▸ **GIVEN TASK**
Set the data down again, exactly as it reads, but without the pictures.

▸ **RECORDS PROVIDED**
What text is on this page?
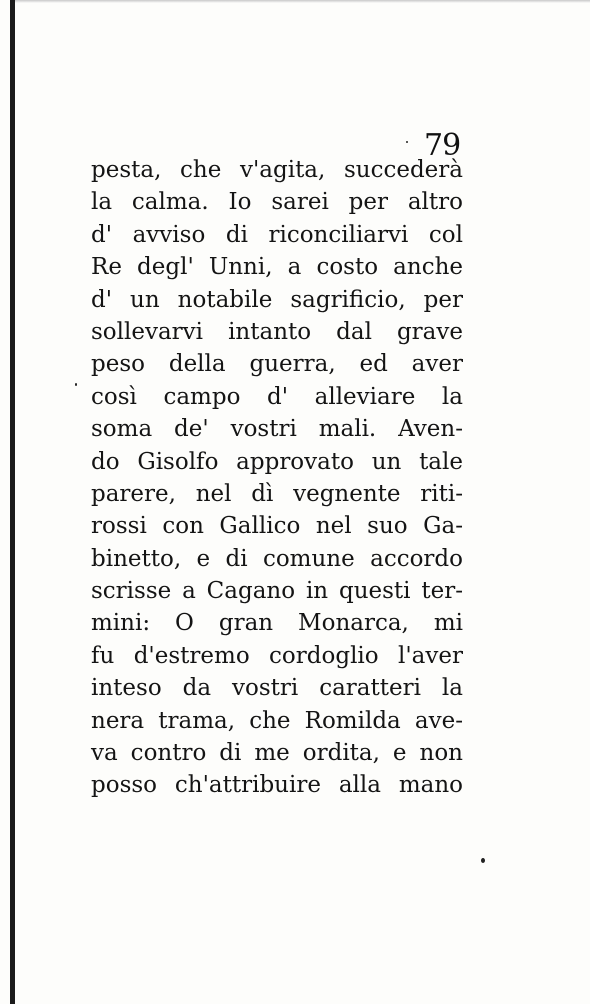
79
pesta, che v'agita, succederà
la calma. Io sarei per altro
d' avviso di riconciliarvi col
Re degl' Unni, a costo anche
d' un notabile sagrificio, per
sollevarvi intanto dal grave
peso della guerra, ed aver
così campo d' alleviare la
soma de' vostri mali. Aven-
do Gisolfo approvato un tale
parere, nel dì vegnente riti-
rossi con Gallico nel suo Ga-
binetto, e di comune accordo
scrisse a Cagano in questi ter-
mini: O gran Monarca, mi
fu d'estremo cordoglio l'aver
inteso da vostri caratteri la
nera trama, che Romilda ave-
va contro di me ordita, e non
posso ch'attribuire alla mano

▸ **RESULT OF THIS EXERCISE**
What text is on this page?
79
pesta, che v'agita, succederà
la calma. Io sarei per altro
d' avviso di riconciliarvi col
Re degl' Unni, a costo anche
d' un notabile sagrificio, per
sollevarvi intanto dal grave
peso della guerra, ed aver
così campo d' alleviare la
soma de' vostri mali. Aven-
do Gisolfo approvato un tale
parere, nel dì vegnente riti-
rossi con Gallico nel suo Ga-
binetto, e di comune accordo
scrisse a Cagano in questi ter-
mini: O gran Monarca, mi
fu d'estremo cordoglio l'aver
inteso da vostri caratteri la
nera trama, che Romilda ave-
va contro di me ordita, e non
posso ch'attribuire alla mano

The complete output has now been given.